> **DATA SUPPLIED**
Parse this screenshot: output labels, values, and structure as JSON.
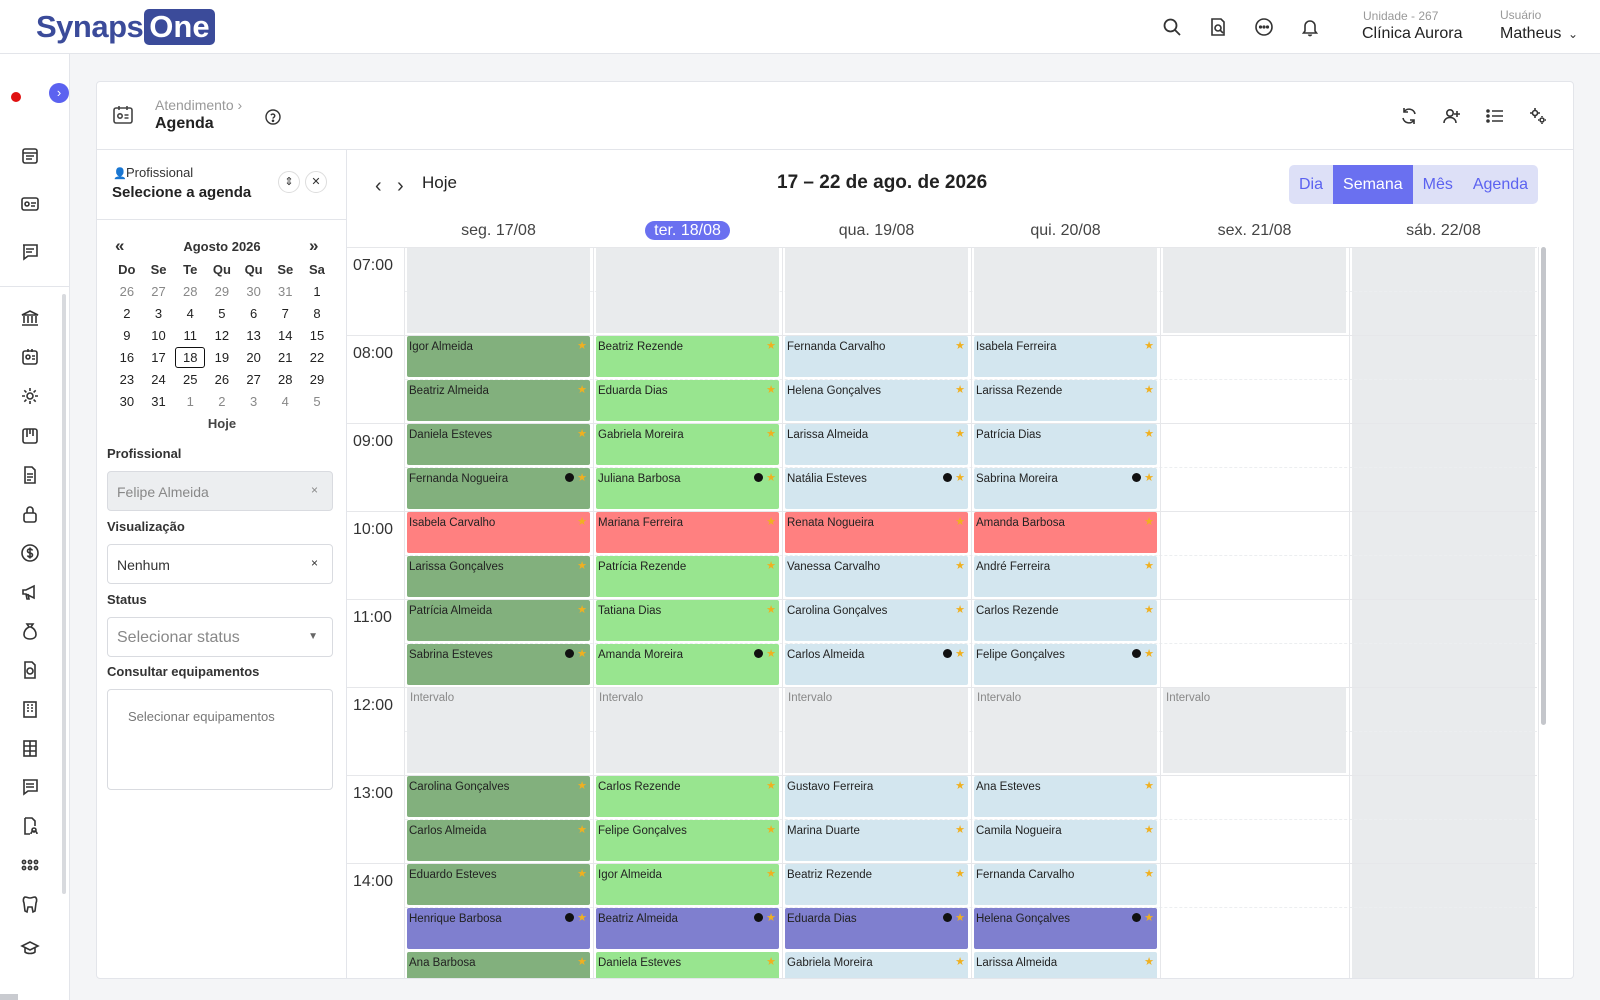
{
  "brand": {
    "part1": "Synaps",
    "part2": "One"
  },
  "topbar": {
    "unit_label": "Unidade - 267",
    "unit_name": "Clínica Aurora",
    "user_label": "Usuário",
    "user_name": "Matheus"
  },
  "page": {
    "breadcrumb": "Atendimento ›",
    "title": "Agenda"
  },
  "left": {
    "prof_label": "Profissional",
    "prof_select": "Selecione a agenda",
    "month_title": "Agosto 2026",
    "weekdays": [
      "Do",
      "Se",
      "Te",
      "Qu",
      "Qu",
      "Se",
      "Sa"
    ],
    "weeks": [
      [
        26,
        27,
        28,
        29,
        30,
        31,
        1
      ],
      [
        2,
        3,
        4,
        5,
        6,
        7,
        8
      ],
      [
        9,
        10,
        11,
        12,
        13,
        14,
        15
      ],
      [
        16,
        17,
        18,
        19,
        20,
        21,
        22
      ],
      [
        23,
        24,
        25,
        26,
        27,
        28,
        29
      ],
      [
        30,
        31,
        1,
        2,
        3,
        4,
        5
      ]
    ],
    "selected_day": 18,
    "today_link": "Hoje",
    "filters": {
      "professional_label": "Profissional",
      "professional_value": "Felipe Almeida",
      "view_label": "Visualização",
      "view_value": "Nenhum",
      "status_label": "Status",
      "status_placeholder": "Selecionar status",
      "equip_label": "Consultar equipamentos",
      "equip_placeholder": "Selecionar equipamentos"
    }
  },
  "calendar": {
    "today_btn": "Hoje",
    "title": "17 – 22 de ago. de 2026",
    "views": [
      "Dia",
      "Semana",
      "Mês",
      "Agenda"
    ],
    "active_view": "Semana",
    "days": [
      "seg. 17/08",
      "ter. 18/08",
      "qua. 19/08",
      "qui. 20/08",
      "sex. 21/08",
      "sáb. 22/08"
    ],
    "today_index": 1,
    "hours": [
      "07:00",
      "08:00",
      "09:00",
      "10:00",
      "11:00",
      "12:00",
      "13:00",
      "14:00"
    ],
    "break_label": "Intervalo",
    "colors": {
      "seg": "#82b07d",
      "ter": "#98e58f",
      "qua": "#d3e6ef",
      "qui": "#d3e6ef",
      "late": "#ff8080",
      "afternoon": "#7f7fcf",
      "accent": "#6a70f0",
      "star": "#f0b020"
    },
    "events": [
      [
        "Igor Almeida",
        "Beatriz Rezende",
        "Fernanda Carvalho",
        "Isabela Ferreira"
      ],
      [
        "Beatriz Almeida",
        "Eduarda Dias",
        "Helena Gonçalves",
        "Larissa Rezende"
      ],
      [
        "Daniela Esteves",
        "Gabriela Moreira",
        "Larissa Almeida",
        "Patrícia Dias"
      ],
      [
        "Fernanda Nogueira",
        "Juliana Barbosa",
        "Natália Esteves",
        "Sabrina Moreira"
      ],
      [
        "Isabela Carvalho",
        "Mariana Ferreira",
        "Renata Nogueira",
        "Amanda Barbosa"
      ],
      [
        "Larissa Gonçalves",
        "Patrícia Rezende",
        "Vanessa Carvalho",
        "André Ferreira"
      ],
      [
        "Patrícia Almeida",
        "Tatiana Dias",
        "Carolina Gonçalves",
        "Carlos Rezende"
      ],
      [
        "Sabrina Esteves",
        "Amanda Moreira",
        "Carlos Almeida",
        "Felipe Gonçalves"
      ],
      [
        "Carolina Gonçalves",
        "Carlos Rezende",
        "Gustavo Ferreira",
        "Ana Esteves"
      ],
      [
        "Carlos Almeida",
        "Felipe Gonçalves",
        "Marina Duarte",
        "Camila Nogueira"
      ],
      [
        "Eduardo Esteves",
        "Igor Almeida",
        "Beatriz Rezende",
        "Fernanda Carvalho"
      ],
      [
        "Henrique Barbosa",
        "Beatriz Almeida",
        "Eduarda Dias",
        "Helena Gonçalves"
      ],
      [
        "Ana Barbosa",
        "Daniela Esteves",
        "Gabriela Moreira",
        "Larissa Almeida"
      ]
    ]
  }
}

> **GOAL OF THE EXERCISE**
List every line above that contains the word "Barbosa".

> **TASK OUTPUT**
        "Juliana Barbosa",
        "Amanda Barbosa"
        "Henrique Barbosa",
        "Ana Barbosa",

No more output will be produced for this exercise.